> **What you are asked to do**:
Quote the discussion of the ark from "- GreedyCopybara7 ξ" to "a professional liar).".

> **Selected passage**:
If the issue is animals not eating each other, picking new born or new hatched specimens and having them grow up together does help (in this case it would probably help if a cow, shegoat or ewe was not a baby). Plus the kind of expertise in zoology which a man old and smart enough would have.
If the issue is temperature and moisture, the wrong conditions do not kill that fast that they die off before getting off the ark. Penguins might have sweated and tigers might have been freezing, but probably they had had time to get acclimatised to conditions around where the ark was being built.
Plus you have no way to tell what kind of technology was available to him. - End of GreedyCopybara7 ν subthread.
- GreedyCopybara7 ξ
- "...you have no way to access what technology he did not have"
We know they were still dumb enough to make giant boats out of wood instead of steel. Pretty safe to say they couldn't have environmentally controlled enclosures or an active volcano on the ship. - Hans-Georg Lundahl
- Wood is lighter than metal.
Metal is great for braving the waves without breaking, up to a point, but the ark was not braving the waves but floating with them. (This was also covered by the man you just called a professional liar).
Active volcano has already been rejected as a requisite. - End of GreedyCopybara7 ξ subthread.
- GreedyCopybara7 ο
- "...he probably took small, young specimens, meaning things like puppies and kittens get along even if cats and dogs not brought up together usually do not"

> **Structured page-parsing data**:
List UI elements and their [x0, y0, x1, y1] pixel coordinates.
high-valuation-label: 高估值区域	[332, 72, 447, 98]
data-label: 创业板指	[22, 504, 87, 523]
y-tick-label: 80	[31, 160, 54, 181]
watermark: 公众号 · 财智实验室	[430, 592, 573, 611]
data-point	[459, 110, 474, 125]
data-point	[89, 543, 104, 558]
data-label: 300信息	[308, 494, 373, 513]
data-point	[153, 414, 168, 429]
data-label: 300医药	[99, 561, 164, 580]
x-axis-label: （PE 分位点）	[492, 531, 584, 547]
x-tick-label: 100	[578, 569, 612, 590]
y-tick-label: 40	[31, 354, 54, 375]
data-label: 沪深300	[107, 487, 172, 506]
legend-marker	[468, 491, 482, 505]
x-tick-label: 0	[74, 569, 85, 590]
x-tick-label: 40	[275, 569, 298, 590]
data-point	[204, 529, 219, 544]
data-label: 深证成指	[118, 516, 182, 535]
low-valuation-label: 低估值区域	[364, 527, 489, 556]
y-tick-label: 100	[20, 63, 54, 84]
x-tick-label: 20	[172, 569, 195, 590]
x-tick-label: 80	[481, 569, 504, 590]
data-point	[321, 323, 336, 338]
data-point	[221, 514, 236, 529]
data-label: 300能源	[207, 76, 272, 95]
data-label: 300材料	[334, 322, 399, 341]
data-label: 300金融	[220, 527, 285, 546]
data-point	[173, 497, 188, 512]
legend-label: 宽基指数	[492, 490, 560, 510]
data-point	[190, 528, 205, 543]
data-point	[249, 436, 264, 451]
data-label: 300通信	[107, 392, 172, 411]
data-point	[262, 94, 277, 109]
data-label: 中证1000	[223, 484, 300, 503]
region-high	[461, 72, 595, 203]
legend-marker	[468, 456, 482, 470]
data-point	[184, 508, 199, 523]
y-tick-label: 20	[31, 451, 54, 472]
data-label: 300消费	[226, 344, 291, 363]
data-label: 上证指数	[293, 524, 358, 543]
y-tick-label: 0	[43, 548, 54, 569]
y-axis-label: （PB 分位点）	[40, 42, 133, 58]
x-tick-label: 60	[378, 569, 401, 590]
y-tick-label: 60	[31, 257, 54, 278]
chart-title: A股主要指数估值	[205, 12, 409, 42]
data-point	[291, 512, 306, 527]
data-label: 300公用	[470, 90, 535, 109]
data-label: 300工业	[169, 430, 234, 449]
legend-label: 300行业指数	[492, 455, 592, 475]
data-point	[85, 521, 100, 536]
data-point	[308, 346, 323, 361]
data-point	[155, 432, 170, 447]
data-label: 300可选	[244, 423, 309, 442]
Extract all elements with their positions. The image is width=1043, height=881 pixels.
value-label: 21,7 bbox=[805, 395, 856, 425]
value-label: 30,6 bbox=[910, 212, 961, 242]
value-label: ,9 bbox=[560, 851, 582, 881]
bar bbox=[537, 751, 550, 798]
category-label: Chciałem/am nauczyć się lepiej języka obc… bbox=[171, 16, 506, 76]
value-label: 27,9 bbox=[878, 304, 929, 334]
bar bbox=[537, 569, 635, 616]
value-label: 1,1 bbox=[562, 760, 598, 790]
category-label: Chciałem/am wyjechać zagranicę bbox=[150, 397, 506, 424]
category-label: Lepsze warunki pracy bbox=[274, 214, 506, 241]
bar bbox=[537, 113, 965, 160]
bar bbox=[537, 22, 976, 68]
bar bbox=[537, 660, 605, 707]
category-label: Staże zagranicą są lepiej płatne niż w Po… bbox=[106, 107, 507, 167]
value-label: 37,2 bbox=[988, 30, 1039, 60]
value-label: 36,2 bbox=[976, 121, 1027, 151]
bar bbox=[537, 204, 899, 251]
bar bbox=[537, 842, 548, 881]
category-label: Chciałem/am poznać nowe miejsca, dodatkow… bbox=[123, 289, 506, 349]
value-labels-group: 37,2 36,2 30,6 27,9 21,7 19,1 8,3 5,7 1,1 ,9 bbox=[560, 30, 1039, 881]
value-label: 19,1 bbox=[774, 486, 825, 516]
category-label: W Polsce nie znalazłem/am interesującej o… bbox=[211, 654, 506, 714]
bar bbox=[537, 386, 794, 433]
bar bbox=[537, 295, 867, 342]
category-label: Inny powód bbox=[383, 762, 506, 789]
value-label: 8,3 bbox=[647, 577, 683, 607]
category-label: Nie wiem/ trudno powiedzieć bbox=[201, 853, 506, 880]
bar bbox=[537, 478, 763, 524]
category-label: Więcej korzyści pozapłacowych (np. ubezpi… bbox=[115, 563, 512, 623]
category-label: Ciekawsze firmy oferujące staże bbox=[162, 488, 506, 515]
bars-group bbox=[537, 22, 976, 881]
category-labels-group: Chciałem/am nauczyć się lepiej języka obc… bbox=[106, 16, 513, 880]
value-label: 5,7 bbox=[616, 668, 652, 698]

> **Problem solution**:
- GreedyCopybara7 ξ
- "...you have no way to access what technology he did not have"
We know they were still dumb enough to make giant boats out of wood instead of steel. Pretty safe to say they couldn't have environmentally controlled enclosures or an active volcano on the ship. - Hans-Georg Lundahl
- Wood is lighter than metal.
Metal is great for braving the waves without breaking, up to a point, but the ark was not braving the waves but floating with them. (This was also covered by the man you just called a professional liar).